* _Task data_
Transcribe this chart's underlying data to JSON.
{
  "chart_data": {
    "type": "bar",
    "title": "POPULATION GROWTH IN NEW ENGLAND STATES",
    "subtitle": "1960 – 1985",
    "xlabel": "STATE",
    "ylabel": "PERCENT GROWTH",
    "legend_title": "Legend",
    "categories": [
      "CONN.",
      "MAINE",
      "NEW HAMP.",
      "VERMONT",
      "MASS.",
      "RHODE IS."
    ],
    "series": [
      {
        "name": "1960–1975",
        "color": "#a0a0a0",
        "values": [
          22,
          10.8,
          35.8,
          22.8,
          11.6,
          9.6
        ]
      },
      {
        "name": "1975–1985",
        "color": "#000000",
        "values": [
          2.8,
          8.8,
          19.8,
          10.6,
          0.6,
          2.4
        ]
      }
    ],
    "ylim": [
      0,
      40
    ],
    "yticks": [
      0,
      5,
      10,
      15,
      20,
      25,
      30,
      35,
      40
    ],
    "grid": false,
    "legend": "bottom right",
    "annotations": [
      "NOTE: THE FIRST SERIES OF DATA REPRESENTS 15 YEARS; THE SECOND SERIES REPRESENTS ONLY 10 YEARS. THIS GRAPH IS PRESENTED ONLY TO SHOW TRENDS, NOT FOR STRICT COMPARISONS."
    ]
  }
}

* _Aim of the exercise_
Copy out every line in the listing where the word "GROWTH" appears.

* _Output of the exercise_
    "title": "POPULATION GROWTH IN NEW ENGLAND STATES",
    "ylabel": "PERCENT GROWTH",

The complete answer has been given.